[What to work on]: Exactly repeat all the records below, omitting the images they hold.

Figure record extracts
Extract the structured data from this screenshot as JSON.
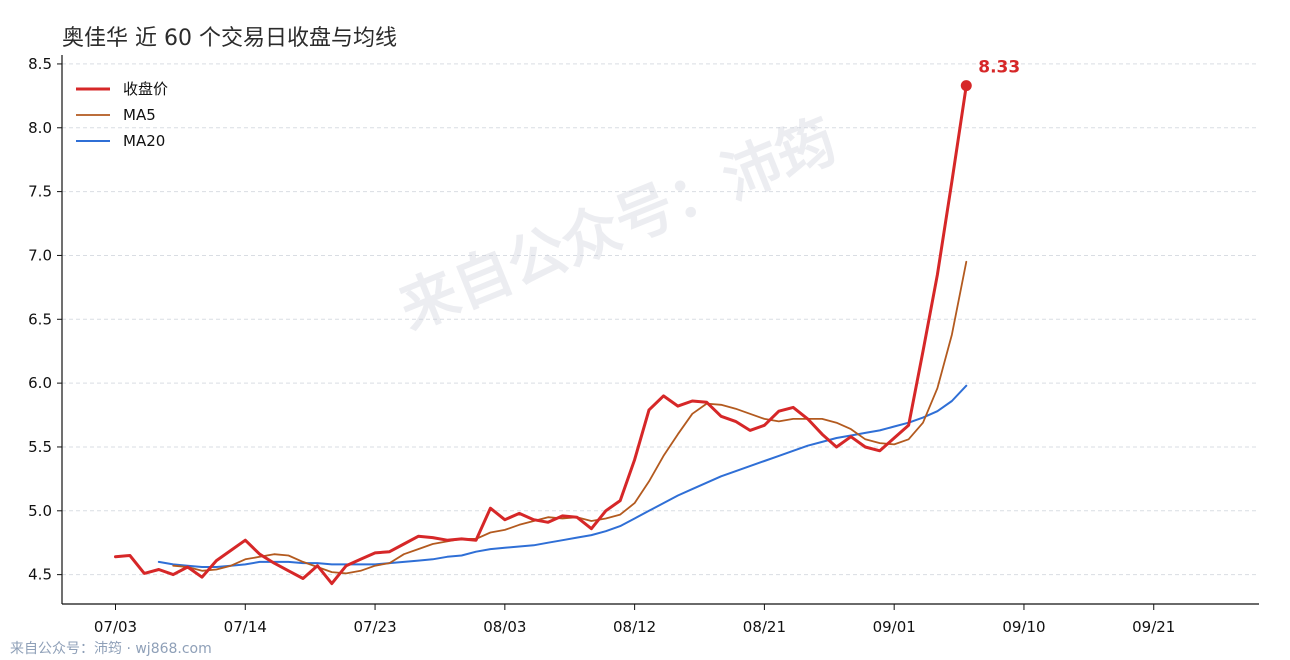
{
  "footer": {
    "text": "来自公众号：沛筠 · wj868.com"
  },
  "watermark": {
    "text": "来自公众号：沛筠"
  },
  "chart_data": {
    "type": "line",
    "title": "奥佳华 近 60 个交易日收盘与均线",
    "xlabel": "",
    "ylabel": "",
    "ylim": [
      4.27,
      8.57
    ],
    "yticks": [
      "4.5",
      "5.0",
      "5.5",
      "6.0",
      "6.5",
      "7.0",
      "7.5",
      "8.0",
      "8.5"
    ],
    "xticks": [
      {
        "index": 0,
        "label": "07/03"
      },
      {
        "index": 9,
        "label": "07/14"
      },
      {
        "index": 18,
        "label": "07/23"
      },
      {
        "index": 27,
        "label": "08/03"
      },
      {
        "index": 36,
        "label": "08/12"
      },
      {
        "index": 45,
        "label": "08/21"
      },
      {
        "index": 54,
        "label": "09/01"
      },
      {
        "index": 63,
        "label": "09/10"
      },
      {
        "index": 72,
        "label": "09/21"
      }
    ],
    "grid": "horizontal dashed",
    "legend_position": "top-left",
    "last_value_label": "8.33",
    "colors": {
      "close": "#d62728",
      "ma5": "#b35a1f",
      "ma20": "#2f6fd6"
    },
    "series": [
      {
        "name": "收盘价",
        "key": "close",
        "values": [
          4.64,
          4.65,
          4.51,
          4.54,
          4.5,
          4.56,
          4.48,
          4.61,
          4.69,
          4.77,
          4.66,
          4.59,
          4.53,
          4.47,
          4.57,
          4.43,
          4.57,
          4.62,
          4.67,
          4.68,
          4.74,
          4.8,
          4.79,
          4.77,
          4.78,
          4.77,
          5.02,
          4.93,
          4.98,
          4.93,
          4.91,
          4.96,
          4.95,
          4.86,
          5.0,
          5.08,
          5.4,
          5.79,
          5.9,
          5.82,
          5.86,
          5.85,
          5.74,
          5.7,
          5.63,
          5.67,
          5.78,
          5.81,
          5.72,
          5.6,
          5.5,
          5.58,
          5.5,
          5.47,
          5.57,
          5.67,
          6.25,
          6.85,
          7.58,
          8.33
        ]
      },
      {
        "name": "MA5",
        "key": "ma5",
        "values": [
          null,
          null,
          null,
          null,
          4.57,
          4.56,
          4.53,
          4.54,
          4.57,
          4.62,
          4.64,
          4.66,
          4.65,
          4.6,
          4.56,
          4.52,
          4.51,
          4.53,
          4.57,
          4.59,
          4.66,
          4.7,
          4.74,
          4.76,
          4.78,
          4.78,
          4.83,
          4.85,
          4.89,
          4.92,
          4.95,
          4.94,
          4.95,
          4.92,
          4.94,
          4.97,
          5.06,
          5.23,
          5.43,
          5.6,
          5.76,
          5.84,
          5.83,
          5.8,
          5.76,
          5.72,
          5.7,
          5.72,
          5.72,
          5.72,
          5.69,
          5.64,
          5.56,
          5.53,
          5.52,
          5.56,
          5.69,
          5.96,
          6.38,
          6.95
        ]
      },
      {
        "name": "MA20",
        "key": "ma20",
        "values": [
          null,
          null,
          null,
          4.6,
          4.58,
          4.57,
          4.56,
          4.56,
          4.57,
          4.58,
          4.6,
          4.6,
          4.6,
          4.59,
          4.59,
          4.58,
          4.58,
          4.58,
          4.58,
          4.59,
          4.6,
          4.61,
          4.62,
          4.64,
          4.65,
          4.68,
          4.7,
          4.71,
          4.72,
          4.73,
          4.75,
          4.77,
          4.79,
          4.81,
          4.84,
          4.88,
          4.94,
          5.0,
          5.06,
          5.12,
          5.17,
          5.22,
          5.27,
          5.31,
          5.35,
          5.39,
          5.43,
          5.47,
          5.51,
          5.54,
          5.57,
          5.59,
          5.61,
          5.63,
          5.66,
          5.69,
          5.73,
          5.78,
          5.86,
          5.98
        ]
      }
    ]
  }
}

[Exercise response]:
Extract the structured data from this screenshot as JSON.
{
  "footer": {
    "text": "来自公众号：沛筠 · wj868.com"
  },
  "watermark": {
    "text": "来自公众号：沛筠"
  },
  "chart_data": {
    "type": "line",
    "title": "奥佳华 近 60 个交易日收盘与均线",
    "xlabel": "",
    "ylabel": "",
    "ylim": [
      4.27,
      8.57
    ],
    "yticks": [
      "4.5",
      "5.0",
      "5.5",
      "6.0",
      "6.5",
      "7.0",
      "7.5",
      "8.0",
      "8.5"
    ],
    "xticks": [
      {
        "index": 0,
        "label": "07/03"
      },
      {
        "index": 9,
        "label": "07/14"
      },
      {
        "index": 18,
        "label": "07/23"
      },
      {
        "index": 27,
        "label": "08/03"
      },
      {
        "index": 36,
        "label": "08/12"
      },
      {
        "index": 45,
        "label": "08/21"
      },
      {
        "index": 54,
        "label": "09/01"
      },
      {
        "index": 63,
        "label": "09/10"
      },
      {
        "index": 72,
        "label": "09/21"
      }
    ],
    "grid": "horizontal dashed",
    "legend_position": "top-left",
    "last_value_label": "8.33",
    "colors": {
      "close": "#d62728",
      "ma5": "#b35a1f",
      "ma20": "#2f6fd6"
    },
    "series": [
      {
        "name": "收盘价",
        "key": "close",
        "values": [
          4.64,
          4.65,
          4.51,
          4.54,
          4.5,
          4.56,
          4.48,
          4.61,
          4.69,
          4.77,
          4.66,
          4.59,
          4.53,
          4.47,
          4.57,
          4.43,
          4.57,
          4.62,
          4.67,
          4.68,
          4.74,
          4.8,
          4.79,
          4.77,
          4.78,
          4.77,
          5.02,
          4.93,
          4.98,
          4.93,
          4.91,
          4.96,
          4.95,
          4.86,
          5.0,
          5.08,
          5.4,
          5.79,
          5.9,
          5.82,
          5.86,
          5.85,
          5.74,
          5.7,
          5.63,
          5.67,
          5.78,
          5.81,
          5.72,
          5.6,
          5.5,
          5.58,
          5.5,
          5.47,
          5.57,
          5.67,
          6.25,
          6.85,
          7.58,
          8.33
        ]
      },
      {
        "name": "MA5",
        "key": "ma5",
        "values": [
          null,
          null,
          null,
          null,
          4.57,
          4.56,
          4.53,
          4.54,
          4.57,
          4.62,
          4.64,
          4.66,
          4.65,
          4.6,
          4.56,
          4.52,
          4.51,
          4.53,
          4.57,
          4.59,
          4.66,
          4.7,
          4.74,
          4.76,
          4.78,
          4.78,
          4.83,
          4.85,
          4.89,
          4.92,
          4.95,
          4.94,
          4.95,
          4.92,
          4.94,
          4.97,
          5.06,
          5.23,
          5.43,
          5.6,
          5.76,
          5.84,
          5.83,
          5.8,
          5.76,
          5.72,
          5.7,
          5.72,
          5.72,
          5.72,
          5.69,
          5.64,
          5.56,
          5.53,
          5.52,
          5.56,
          5.69,
          5.96,
          6.38,
          6.95
        ]
      },
      {
        "name": "MA20",
        "key": "ma20",
        "values": [
          null,
          null,
          null,
          4.6,
          4.58,
          4.57,
          4.56,
          4.56,
          4.57,
          4.58,
          4.6,
          4.6,
          4.6,
          4.59,
          4.59,
          4.58,
          4.58,
          4.58,
          4.58,
          4.59,
          4.6,
          4.61,
          4.62,
          4.64,
          4.65,
          4.68,
          4.7,
          4.71,
          4.72,
          4.73,
          4.75,
          4.77,
          4.79,
          4.81,
          4.84,
          4.88,
          4.94,
          5.0,
          5.06,
          5.12,
          5.17,
          5.22,
          5.27,
          5.31,
          5.35,
          5.39,
          5.43,
          5.47,
          5.51,
          5.54,
          5.57,
          5.59,
          5.61,
          5.63,
          5.66,
          5.69,
          5.73,
          5.78,
          5.86,
          5.98
        ]
      }
    ]
  }
}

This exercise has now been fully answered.